PROBLEM DESCRIPTION:
Copy out every line in which the string "xlabel" occurs.

MATERIAL TO PROCESS:
- - - - -
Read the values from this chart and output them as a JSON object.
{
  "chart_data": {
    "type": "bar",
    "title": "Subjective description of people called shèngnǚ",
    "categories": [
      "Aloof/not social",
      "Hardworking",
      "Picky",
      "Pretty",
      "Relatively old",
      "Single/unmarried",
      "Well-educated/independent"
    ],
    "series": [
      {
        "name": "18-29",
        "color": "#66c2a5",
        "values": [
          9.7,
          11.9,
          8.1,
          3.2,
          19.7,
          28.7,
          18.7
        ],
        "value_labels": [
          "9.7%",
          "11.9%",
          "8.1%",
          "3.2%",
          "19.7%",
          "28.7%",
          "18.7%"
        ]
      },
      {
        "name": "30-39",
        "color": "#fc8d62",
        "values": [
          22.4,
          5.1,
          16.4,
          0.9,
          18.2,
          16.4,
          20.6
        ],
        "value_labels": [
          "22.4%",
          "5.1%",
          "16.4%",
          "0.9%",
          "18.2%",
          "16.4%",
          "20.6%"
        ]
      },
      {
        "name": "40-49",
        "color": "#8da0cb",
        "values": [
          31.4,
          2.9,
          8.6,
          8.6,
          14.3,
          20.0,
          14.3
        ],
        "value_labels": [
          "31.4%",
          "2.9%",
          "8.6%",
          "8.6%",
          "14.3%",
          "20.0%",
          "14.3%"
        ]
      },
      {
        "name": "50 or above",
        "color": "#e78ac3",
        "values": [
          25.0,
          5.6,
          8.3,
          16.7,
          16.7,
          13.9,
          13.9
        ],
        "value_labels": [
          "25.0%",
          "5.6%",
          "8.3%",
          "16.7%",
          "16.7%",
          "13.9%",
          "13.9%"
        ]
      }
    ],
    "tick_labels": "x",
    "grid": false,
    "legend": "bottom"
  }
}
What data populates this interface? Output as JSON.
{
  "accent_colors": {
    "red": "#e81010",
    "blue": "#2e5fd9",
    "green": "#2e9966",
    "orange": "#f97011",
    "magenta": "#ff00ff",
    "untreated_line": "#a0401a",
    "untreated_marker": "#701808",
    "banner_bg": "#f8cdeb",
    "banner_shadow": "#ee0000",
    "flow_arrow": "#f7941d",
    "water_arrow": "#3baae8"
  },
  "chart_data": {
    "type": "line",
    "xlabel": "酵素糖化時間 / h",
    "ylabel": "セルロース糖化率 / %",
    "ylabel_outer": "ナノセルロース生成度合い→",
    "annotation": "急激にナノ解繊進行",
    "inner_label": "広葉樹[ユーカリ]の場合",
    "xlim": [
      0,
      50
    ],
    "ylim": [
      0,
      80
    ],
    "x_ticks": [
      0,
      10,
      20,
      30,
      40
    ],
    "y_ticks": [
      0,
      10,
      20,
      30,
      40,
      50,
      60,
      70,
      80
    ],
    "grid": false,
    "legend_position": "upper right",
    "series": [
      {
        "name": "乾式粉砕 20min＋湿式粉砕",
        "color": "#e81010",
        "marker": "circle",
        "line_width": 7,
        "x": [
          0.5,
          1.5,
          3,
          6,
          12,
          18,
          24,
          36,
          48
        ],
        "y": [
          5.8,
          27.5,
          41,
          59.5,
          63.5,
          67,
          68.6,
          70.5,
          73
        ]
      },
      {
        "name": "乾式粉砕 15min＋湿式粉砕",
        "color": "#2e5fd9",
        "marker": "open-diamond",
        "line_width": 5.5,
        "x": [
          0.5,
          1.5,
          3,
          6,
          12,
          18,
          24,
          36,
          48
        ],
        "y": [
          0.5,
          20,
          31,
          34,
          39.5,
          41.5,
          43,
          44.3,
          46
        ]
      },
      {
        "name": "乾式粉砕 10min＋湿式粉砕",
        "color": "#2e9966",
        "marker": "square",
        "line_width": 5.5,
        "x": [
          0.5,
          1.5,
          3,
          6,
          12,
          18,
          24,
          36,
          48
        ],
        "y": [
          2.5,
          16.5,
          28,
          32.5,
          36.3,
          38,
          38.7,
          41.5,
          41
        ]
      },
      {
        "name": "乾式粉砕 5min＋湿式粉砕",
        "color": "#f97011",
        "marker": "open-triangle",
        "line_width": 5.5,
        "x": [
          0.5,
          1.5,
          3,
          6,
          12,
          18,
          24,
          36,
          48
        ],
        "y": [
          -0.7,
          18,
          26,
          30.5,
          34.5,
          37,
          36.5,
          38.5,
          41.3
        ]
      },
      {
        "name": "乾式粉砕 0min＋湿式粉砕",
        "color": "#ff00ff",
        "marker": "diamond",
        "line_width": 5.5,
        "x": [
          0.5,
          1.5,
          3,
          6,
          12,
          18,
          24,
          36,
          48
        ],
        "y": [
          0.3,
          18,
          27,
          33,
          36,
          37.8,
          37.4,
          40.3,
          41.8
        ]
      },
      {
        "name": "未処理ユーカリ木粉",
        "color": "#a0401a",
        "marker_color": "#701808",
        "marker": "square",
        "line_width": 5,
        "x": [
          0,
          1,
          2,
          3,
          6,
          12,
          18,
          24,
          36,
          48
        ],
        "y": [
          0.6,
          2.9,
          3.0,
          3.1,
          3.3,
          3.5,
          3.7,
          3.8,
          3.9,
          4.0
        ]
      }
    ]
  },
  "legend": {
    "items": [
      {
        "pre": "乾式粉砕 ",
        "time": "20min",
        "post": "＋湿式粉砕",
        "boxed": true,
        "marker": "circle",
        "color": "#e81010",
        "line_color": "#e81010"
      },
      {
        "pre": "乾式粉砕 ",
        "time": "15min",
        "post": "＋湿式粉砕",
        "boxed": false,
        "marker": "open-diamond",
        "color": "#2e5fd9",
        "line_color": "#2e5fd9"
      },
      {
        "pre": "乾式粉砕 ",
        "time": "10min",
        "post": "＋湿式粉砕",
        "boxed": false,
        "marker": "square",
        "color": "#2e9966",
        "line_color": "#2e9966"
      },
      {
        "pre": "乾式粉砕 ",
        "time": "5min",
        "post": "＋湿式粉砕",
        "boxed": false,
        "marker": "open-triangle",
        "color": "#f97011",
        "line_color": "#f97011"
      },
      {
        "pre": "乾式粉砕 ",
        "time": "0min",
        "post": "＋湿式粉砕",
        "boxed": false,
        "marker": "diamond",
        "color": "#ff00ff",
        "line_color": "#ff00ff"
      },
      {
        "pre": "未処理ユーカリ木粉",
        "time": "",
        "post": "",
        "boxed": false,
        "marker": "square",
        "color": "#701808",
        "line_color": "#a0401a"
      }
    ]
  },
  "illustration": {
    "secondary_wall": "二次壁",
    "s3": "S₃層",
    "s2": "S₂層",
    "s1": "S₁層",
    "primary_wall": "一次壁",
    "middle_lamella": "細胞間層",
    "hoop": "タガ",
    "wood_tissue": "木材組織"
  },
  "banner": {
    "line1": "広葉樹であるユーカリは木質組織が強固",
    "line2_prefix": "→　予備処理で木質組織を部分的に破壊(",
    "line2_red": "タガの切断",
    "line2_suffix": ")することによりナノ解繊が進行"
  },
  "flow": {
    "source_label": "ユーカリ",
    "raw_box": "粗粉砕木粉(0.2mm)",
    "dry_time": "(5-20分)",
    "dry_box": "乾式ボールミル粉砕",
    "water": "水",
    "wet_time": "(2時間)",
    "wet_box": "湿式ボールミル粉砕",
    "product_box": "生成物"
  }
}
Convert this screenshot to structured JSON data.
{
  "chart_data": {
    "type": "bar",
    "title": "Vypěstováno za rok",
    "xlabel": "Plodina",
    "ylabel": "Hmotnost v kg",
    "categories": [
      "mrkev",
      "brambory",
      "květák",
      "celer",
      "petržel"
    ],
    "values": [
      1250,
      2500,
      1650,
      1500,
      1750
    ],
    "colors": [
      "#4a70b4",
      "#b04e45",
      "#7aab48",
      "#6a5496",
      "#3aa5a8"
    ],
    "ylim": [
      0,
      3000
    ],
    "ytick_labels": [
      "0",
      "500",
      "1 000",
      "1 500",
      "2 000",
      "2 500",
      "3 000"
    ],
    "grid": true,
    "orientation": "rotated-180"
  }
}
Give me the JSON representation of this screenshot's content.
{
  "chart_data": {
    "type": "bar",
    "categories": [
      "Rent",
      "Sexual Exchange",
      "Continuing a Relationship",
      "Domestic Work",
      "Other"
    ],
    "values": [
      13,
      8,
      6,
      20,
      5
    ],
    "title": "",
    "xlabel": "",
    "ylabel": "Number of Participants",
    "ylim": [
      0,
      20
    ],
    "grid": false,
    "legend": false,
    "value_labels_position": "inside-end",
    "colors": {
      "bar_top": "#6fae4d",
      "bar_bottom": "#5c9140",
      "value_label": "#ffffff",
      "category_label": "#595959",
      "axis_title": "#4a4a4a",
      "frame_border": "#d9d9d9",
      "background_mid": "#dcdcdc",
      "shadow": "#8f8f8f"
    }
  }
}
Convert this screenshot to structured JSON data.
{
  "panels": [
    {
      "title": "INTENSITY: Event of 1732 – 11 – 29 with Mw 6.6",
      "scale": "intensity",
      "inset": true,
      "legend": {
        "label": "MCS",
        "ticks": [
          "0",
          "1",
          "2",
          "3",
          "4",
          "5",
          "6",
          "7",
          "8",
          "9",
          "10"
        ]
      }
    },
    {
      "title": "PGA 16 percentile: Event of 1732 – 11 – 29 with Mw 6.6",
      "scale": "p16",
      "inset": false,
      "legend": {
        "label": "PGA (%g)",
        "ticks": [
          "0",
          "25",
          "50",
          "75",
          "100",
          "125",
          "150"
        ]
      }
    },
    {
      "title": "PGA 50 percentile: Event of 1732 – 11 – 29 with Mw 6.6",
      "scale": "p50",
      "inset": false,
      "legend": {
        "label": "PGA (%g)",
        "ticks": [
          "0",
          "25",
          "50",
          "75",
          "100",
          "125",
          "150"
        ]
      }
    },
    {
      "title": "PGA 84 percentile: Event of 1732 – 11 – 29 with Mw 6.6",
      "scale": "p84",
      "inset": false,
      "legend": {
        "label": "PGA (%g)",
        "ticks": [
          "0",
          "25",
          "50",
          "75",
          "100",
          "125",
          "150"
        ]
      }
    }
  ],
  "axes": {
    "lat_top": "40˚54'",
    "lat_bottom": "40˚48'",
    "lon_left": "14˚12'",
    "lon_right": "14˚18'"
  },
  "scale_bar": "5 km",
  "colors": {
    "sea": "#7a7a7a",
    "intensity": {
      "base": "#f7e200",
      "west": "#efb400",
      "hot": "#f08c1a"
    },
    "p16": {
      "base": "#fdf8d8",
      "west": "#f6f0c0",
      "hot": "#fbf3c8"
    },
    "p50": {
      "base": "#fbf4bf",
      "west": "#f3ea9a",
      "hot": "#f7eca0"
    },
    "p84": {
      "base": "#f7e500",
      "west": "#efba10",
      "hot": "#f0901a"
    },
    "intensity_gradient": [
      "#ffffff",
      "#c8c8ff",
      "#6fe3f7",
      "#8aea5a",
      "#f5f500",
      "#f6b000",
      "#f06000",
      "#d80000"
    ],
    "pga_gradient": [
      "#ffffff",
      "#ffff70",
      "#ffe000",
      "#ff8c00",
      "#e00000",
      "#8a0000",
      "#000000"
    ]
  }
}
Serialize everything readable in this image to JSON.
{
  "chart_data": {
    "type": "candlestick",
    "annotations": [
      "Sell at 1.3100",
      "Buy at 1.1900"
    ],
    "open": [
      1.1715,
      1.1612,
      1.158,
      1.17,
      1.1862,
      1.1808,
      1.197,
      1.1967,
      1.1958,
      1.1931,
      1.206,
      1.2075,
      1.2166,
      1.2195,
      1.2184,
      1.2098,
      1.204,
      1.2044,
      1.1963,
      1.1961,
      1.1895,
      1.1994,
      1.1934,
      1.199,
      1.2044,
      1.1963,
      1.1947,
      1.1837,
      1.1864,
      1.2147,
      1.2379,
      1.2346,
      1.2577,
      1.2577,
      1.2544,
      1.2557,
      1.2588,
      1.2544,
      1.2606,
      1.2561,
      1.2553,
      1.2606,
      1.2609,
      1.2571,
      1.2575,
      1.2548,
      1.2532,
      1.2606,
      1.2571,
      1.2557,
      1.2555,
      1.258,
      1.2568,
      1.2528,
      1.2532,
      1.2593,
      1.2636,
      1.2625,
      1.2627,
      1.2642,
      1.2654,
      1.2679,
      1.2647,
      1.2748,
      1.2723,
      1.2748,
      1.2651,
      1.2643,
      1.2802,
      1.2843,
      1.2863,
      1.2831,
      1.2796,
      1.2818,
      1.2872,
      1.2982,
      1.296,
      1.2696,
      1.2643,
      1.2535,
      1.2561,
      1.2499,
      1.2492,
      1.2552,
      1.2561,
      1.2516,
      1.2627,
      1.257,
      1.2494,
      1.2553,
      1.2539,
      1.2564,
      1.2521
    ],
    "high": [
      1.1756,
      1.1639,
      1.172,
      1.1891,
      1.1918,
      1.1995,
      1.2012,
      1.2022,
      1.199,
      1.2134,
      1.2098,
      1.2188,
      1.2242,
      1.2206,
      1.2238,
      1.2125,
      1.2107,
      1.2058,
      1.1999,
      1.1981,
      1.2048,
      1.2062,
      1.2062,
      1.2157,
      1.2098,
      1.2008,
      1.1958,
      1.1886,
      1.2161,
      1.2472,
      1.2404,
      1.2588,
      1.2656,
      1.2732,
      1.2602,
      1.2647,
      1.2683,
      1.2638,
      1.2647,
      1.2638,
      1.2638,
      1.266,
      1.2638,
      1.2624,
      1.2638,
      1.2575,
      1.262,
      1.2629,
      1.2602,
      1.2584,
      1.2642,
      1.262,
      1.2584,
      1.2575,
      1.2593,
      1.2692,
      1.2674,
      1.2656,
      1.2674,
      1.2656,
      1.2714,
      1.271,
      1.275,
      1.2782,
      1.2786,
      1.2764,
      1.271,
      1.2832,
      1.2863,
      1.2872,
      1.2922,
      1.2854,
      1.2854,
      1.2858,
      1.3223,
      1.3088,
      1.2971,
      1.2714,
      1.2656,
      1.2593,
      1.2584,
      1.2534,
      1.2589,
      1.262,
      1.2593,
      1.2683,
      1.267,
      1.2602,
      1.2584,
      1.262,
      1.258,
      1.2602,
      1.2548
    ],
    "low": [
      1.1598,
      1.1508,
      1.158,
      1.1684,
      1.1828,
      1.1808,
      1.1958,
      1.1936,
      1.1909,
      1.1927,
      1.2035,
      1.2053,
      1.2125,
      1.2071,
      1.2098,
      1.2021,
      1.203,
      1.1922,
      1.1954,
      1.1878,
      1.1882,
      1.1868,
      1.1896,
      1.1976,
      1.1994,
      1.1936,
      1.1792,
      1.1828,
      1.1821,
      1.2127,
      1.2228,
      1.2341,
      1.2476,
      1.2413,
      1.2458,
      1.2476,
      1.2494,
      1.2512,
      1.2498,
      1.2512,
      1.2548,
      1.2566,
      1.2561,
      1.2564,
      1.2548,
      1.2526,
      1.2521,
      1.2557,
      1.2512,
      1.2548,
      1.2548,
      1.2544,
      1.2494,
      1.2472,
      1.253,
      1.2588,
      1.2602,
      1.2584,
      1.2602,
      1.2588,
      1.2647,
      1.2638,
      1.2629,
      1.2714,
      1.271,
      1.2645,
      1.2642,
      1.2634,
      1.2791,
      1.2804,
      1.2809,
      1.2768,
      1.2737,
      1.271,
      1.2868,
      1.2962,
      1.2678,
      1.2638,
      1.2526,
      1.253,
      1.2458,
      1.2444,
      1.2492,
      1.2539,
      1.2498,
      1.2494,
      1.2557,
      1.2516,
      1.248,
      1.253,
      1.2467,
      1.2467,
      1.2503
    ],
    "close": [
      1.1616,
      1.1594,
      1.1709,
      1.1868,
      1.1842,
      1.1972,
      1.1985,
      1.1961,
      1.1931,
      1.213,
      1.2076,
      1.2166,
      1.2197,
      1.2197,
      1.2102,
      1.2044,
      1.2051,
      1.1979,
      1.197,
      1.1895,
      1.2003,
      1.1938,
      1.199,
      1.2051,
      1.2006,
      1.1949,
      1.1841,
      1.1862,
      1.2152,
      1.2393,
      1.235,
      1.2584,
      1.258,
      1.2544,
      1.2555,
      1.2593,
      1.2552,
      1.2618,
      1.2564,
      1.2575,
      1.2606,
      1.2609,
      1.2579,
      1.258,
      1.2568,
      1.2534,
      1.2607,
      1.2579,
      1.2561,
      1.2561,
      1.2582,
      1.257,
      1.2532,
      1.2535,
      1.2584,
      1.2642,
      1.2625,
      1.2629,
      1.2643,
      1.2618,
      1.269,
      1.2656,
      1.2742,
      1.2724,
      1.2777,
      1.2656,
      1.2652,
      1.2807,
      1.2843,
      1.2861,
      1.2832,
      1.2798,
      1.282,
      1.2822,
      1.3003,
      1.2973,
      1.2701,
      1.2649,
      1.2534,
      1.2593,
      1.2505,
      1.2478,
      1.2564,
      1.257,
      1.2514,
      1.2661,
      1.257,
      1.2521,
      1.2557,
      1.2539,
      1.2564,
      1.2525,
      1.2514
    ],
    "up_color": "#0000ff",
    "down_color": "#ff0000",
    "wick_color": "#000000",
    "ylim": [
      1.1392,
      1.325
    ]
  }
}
- - - - -
THE RESPONSE:
    "xlabel": "酵素糖化時間 / h",
    "xlabel": "Plodina",
    "xlabel": "",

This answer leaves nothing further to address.